» SHORT PROBLEM: Pull out each line of the records holding the string "this".

>> START DATASET

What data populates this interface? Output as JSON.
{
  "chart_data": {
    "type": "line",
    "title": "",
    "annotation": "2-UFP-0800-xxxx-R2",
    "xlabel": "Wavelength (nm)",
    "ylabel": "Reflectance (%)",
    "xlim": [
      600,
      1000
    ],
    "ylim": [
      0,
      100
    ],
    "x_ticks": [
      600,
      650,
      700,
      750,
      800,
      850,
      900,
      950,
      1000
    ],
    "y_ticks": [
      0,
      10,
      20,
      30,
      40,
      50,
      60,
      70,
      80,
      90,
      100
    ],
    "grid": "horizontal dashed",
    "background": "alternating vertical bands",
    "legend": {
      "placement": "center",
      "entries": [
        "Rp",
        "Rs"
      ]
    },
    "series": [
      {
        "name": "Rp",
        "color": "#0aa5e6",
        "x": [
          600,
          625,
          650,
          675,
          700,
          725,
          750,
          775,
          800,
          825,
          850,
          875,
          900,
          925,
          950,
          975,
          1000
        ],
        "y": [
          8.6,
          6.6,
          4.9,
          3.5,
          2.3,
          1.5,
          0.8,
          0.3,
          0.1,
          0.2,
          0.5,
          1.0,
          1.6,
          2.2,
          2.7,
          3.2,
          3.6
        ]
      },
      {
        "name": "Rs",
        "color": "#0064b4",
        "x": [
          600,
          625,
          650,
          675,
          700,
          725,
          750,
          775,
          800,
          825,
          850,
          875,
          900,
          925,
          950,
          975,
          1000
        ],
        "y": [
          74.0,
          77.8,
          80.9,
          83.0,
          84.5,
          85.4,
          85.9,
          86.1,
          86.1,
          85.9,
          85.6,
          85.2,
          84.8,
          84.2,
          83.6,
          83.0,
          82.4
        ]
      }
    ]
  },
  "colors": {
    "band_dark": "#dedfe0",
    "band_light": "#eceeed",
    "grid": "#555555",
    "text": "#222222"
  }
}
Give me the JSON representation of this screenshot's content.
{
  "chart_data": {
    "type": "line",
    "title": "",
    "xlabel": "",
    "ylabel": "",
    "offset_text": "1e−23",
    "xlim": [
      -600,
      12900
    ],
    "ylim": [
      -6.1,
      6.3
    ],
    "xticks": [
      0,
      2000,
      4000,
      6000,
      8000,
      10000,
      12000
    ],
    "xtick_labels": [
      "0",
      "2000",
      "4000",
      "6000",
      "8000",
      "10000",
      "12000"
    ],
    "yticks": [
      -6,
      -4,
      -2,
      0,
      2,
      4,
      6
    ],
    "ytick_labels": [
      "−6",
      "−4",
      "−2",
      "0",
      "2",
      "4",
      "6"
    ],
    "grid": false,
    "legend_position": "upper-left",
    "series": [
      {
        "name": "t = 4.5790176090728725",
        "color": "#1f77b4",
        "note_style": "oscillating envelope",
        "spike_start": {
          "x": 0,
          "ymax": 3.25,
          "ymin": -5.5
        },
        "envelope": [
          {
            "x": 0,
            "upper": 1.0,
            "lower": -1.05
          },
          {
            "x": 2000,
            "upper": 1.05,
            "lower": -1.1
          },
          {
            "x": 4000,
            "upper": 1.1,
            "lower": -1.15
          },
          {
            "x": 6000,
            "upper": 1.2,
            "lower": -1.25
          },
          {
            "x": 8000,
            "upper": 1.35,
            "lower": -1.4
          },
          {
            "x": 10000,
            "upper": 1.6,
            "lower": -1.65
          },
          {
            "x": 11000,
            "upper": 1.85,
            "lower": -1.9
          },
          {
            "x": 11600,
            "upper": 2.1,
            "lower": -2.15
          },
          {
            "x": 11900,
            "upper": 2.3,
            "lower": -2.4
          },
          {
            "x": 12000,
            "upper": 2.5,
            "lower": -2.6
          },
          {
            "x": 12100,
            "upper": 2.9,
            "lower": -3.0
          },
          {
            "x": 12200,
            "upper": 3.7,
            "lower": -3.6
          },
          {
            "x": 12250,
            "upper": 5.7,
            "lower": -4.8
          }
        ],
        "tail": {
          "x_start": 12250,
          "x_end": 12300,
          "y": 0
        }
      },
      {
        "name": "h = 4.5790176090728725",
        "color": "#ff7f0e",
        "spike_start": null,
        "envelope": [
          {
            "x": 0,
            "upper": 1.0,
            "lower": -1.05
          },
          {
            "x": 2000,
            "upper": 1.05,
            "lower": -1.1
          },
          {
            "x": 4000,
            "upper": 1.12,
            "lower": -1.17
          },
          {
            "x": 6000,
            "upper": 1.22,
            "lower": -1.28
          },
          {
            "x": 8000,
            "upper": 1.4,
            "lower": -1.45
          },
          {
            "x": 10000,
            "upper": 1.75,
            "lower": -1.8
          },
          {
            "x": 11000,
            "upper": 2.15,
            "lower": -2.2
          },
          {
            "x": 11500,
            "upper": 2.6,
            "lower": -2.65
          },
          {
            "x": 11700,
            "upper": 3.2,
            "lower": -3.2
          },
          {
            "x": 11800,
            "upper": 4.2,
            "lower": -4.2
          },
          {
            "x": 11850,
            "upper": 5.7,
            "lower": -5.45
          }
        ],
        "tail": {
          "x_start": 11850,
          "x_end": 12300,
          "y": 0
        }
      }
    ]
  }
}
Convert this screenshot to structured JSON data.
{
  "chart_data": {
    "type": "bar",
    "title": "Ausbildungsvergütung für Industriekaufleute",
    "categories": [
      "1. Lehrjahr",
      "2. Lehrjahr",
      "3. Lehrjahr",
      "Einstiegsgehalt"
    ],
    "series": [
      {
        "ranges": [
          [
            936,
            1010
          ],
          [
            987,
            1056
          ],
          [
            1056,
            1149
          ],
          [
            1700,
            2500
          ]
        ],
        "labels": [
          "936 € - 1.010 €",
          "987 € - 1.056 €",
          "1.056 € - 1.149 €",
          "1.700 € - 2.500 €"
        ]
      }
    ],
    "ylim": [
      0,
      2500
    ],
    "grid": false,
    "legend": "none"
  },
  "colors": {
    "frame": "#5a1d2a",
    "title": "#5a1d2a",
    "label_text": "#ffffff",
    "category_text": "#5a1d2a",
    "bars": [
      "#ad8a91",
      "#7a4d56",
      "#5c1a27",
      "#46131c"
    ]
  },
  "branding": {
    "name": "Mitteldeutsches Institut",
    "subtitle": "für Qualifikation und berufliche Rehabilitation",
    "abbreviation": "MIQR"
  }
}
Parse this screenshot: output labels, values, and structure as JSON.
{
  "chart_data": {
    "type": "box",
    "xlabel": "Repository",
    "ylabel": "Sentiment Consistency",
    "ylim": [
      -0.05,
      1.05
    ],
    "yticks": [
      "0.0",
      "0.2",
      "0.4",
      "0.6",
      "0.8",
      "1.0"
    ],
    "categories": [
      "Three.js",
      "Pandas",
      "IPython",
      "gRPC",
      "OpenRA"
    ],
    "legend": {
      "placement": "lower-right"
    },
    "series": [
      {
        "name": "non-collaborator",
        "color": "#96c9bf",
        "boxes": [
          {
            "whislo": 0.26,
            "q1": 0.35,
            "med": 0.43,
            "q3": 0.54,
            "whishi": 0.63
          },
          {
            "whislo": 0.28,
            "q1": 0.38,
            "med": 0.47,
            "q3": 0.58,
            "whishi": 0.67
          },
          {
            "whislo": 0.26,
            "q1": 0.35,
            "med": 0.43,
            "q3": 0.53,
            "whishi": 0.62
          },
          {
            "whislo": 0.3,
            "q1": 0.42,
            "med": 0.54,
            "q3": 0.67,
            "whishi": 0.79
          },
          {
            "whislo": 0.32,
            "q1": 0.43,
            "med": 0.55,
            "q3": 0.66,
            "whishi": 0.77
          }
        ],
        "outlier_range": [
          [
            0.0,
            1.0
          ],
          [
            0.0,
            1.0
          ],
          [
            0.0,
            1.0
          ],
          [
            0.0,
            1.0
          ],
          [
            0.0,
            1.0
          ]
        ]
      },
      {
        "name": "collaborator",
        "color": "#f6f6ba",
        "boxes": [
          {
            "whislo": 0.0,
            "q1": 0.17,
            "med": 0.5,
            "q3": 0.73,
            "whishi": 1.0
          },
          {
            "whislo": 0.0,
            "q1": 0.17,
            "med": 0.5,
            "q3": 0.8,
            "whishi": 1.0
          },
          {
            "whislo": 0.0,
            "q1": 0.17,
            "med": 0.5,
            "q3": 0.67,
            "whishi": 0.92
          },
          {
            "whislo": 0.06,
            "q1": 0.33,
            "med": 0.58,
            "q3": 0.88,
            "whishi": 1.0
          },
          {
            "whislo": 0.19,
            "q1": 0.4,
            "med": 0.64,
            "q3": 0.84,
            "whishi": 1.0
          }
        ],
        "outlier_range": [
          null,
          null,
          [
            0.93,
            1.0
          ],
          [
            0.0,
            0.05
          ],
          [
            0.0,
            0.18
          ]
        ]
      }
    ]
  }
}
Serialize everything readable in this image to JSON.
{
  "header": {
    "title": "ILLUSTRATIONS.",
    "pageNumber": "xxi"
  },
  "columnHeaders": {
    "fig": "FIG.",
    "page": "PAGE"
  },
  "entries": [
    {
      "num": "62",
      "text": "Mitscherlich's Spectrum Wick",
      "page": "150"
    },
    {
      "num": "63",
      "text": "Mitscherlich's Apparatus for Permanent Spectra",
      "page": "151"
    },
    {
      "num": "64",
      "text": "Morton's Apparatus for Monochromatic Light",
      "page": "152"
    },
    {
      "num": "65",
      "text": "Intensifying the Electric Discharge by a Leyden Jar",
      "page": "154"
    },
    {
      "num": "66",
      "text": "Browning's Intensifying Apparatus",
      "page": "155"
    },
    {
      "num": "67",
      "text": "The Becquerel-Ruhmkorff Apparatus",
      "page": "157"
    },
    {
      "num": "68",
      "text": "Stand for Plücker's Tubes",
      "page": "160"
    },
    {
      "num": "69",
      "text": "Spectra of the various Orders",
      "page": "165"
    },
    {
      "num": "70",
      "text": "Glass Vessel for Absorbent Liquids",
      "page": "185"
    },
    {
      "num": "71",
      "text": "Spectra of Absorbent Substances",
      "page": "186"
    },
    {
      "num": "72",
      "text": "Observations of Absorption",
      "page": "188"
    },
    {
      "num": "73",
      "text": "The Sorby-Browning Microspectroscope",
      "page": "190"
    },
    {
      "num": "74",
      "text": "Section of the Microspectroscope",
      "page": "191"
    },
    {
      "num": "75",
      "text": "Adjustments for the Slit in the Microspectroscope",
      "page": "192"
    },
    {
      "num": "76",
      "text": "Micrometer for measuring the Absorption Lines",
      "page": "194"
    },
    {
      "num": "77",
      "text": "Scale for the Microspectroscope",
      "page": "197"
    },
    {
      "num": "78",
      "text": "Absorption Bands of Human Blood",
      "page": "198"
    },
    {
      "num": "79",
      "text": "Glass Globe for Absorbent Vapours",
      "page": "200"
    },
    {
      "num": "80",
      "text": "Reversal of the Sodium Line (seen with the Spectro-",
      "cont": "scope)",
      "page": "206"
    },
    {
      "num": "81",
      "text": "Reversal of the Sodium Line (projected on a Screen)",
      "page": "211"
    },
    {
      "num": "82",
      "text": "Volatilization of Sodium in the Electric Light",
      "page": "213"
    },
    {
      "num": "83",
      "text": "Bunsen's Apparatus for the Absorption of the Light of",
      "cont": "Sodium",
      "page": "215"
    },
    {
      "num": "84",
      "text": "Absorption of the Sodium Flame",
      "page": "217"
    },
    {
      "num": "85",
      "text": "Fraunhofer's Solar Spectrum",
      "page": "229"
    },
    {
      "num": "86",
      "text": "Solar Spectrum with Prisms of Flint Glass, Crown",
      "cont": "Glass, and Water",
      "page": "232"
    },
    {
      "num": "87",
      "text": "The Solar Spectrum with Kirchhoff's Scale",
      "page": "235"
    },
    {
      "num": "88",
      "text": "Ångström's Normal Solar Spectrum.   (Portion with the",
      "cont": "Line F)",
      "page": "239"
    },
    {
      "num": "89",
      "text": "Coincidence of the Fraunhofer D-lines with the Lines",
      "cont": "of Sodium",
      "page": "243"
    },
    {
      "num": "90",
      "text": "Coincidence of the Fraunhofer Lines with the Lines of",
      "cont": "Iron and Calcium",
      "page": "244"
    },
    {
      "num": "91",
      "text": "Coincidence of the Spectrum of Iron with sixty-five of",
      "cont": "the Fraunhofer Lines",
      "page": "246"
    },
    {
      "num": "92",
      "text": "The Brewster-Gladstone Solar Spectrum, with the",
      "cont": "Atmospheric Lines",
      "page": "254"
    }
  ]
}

>> END DATASET

» FINAL RESULT:
What data populates this interface? Output as JSON.
Give me the JSON representation of this screenshot's content.
Convert this screenshot to structured JSON data.
Parse this screenshot: output labels, values, and structure as JSON.
Serialize everything readable in this image to JSON.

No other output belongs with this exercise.